Collected data entries:

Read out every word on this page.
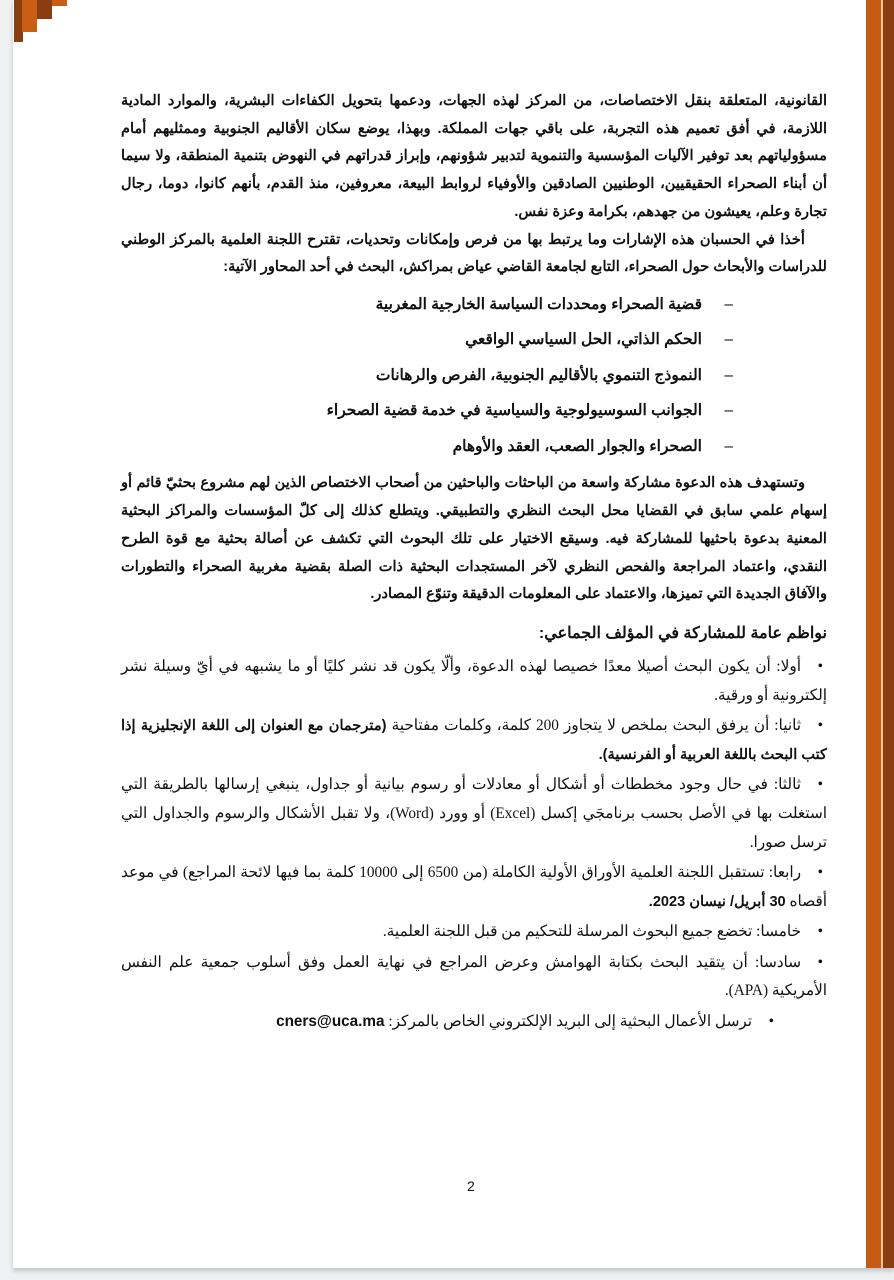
القانونية، المتعلقة بنقل الاختصاصات، من المركز لهذه الجهات، ودعمها بتحويل الكفاءات البشرية، والموارد المادية اللازمة، في أفق تعميم هذه التجربة، على باقي جهات المملكة. وبهذا، يوضع سكان الأقاليم الجنوبية وممثليهم أمام مسؤولياتهم بعد توفير الآليات المؤسسية والتنموية لتدبير شؤونهم، وإبراز قدراتهم في النهوض بتنمية المنطقة، ولا سيما أن أبناء الصحراء الحقيقيين، الوطنيين الصادقين والأوفياء لروابط البيعة، معروفين، منذ القدم، بأنهم كانوا، دوما، رجال تجارة وعلم، يعيشون من جهدهم، بكرامة وعزة نفس.

أخذا في الحسبان هذه الإشارات وما يرتبط بها من فرص وإمكانات وتحديات، تقترح اللجنة العلمية بالمركز الوطني للدراسات والأبحاث حول الصحراء، التابع لجامعة القاضي عياض بمراكش، البحث في أحد المحاور الآتية:

–
قضية الصحراء ومحددات السياسة الخارجية المغربية
–
الحكم الذاتي، الحل السياسي الواقعي
–
النموذج التنموي بالأقاليم الجنوبية، الفرص والرهانات
–
الجوانب السوسيولوجية والسياسية في خدمة قضية الصحراء
–
الصحراء والجوار الصعب، العقد والأوهام

وتستهدف هذه الدعوة مشاركة واسعة من الباحثات والباحثين من أصحاب الاختصاص الذين لهم مشروع بحثيّ قائم أو إسهام علمي سابق في القضايا محل البحث النظري والتطبيقي. ويتطلع كذلك إلى كلّ المؤسسات والمراكز البحثية المعنية بدعوة باحثيها للمشاركة فيه. وسيقع الاختيار على تلك البحوث التي تكشف عن أصالة بحثية مع قوة الطرح النقدي، واعتماد المراجعة والفحص النظري لآخر المستجدات البحثية ذات الصلة بقضية مغربية الصحراء والتطورات والآفاق الجديدة التي تميزها، والاعتماد على المعلومات الدقيقة وتنوّع المصادر.

نواظم عامة للمشاركة في المؤلف الجماعي:
•أولا: أن يكون البحث أصيلا معدًا خصيصا لهذه الدعوة، وألّا يكون قد نشر كليًا أو ما يشبهه في أيّ وسيلة نشر إلكترونية أو ورقية.
•ثانيا: أن يرفق البحث بملخص لا يتجاوز 200 كلمة، وكلمات مفتاحية (مترجمان مع العنوان إلى اللغة الإنجليزية إذا كتب البحث باللغة العربية أو الفرنسية).
•ثالثا: في حال وجود مخططات أو أشكال أو معادلات أو رسوم بيانية أو جداول، ينبغي إرسالها بالطريقة التي استغلت بها في الأصل بحسب برنامجَي إكسل (Excel) أو وورد (Word)، ولا تقبل الأشكال والرسوم والجداول التي ترسل صورا.
•رابعا: تستقبل اللجنة العلمية الأوراق الأولية الكاملة (من 6500 إلى 10000 كلمة بما فيها لائحة المراجع) في موعد أقصاه 30 أبريل/ نيسان 2023.
•خامسا: تخضع جميع البحوث المرسلة للتحكيم من قبل اللجنة العلمية.
•سادسا: أن يتقيد البحث بكتابة الهوامش وعرض المراجع في نهاية العمل وفق أسلوب جمعية علم النفس الأمريكية (APA).
•ترسل الأعمال البحثية إلى البريد الإلكتروني الخاص بالمركز: cners@uca.ma
2
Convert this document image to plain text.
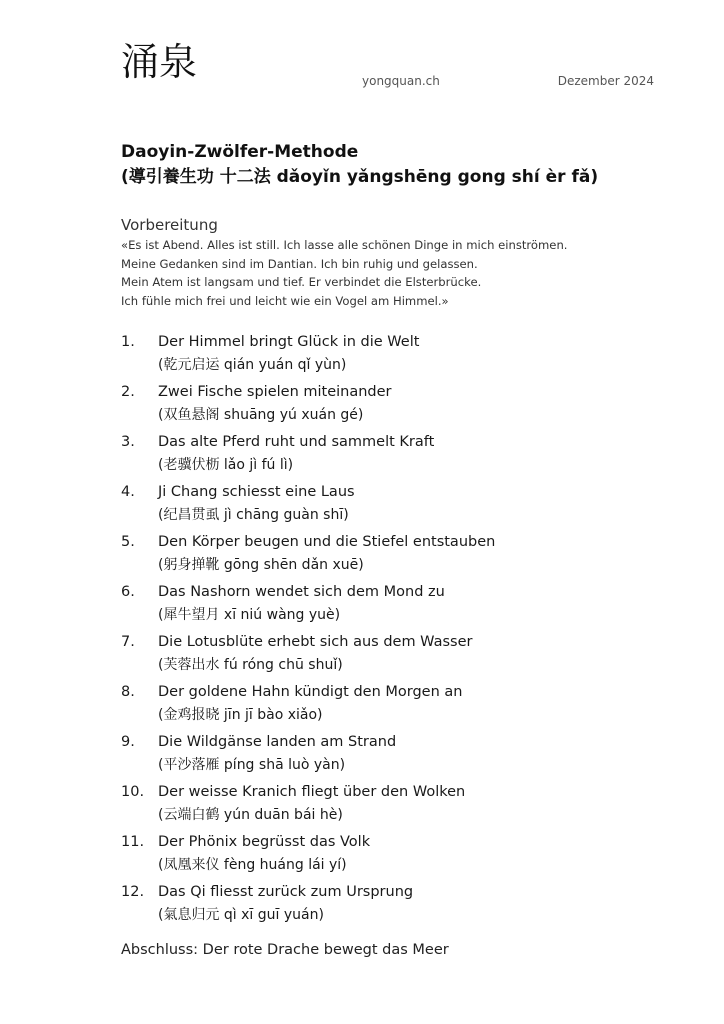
涌泉	yongquan.ch	Dezember 2024
Daoyin-Zwölfer-Methode
(導引養生功 十二法 dǎoyǐn yǎngshēng gong shí èr fǎ)
Vorbereitung
«Es ist Abend. Alles ist still. Ich lasse alle schönen Dinge in mich einströmen.
Meine Gedanken sind im Dantian. Ich bin ruhig und gelassen.
Mein Atem ist langsam und tief. Er verbindet die Elsterbrücke.
Ich fühle mich frei und leicht wie ein Vogel am Himmel.»
1. Der Himmel bringt Glück in die Welt
(乾元启运 qián yuán qǐ yùn)
2. Zwei Fische spielen miteinander
(双鱼悬阁 shuāng yú xuán gé)
3. Das alte Pferd ruht und sammelt Kraft
(老骥伏枥 lǎo jì fú lì)
4. Ji Chang schiesst eine Laus
(纪昌贯虱 jì chāng guàn shī)
5. Den Körper beugen und die Stiefel entstauben
(躬身掸靴 gōng shēn dǎn xuē)
6. Das Nashorn wendet sich dem Mond zu
(犀牛望月 xī niú wàng yuè)
7. Die Lotusblüte erhebt sich aus dem Wasser
(芙蓉出水 fú róng chū shuǐ)
8. Der goldene Hahn kündigt den Morgen an
(金鸡报晓 jīn jī bào xiǎo)
9. Die Wildgänse landen am Strand
(平沙落雁 píng shā luò yàn)
10. Der weisse Kranich fliegt über den Wolken
(云端白鹤 yún duān bái hè)
11. Der Phönix begrüsst das Volk
(凤凰来仪 fèng huáng lái yí)
12. Das Qi fliesst zurück zum Ursprung
(氣息归元 qì xī guī yuán)
Abschluss: Der rote Drache bewegt das Meer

→ Written instruction: Search the entries for the word "البحثية", then list each line that holds it.

→ Reply:
وتستهدف هذه الدعوة مشاركة واسعة من الباحثات والباحثين من أصحاب الاختصاص الذين لهم مشروع بحثيّ قائم أو إسهام علمي سابق في القضايا محل البحث النظري والتطبيقي. ويتطلع كذلك إلى كلّ المؤسسات والمراكز البحثية المعنية بدعوة باحثيها للمشاركة فيه. وسيقع الاختيار على تلك البحوث التي تكشف عن أصالة بحثية مع قوة الطرح النقدي، واعتماد المراجعة والفحص النظري لآخر المستجدات البحثية ذات الصلة بقضية مغربية الصحراء والتطورات والآفاق الجديدة التي تميزها، والاعتماد على المعلومات الدقيقة وتنوّع المصادر.
•ترسل الأعمال البحثية إلى البريد الإلكتروني الخاص بالمركز: cners@uca.ma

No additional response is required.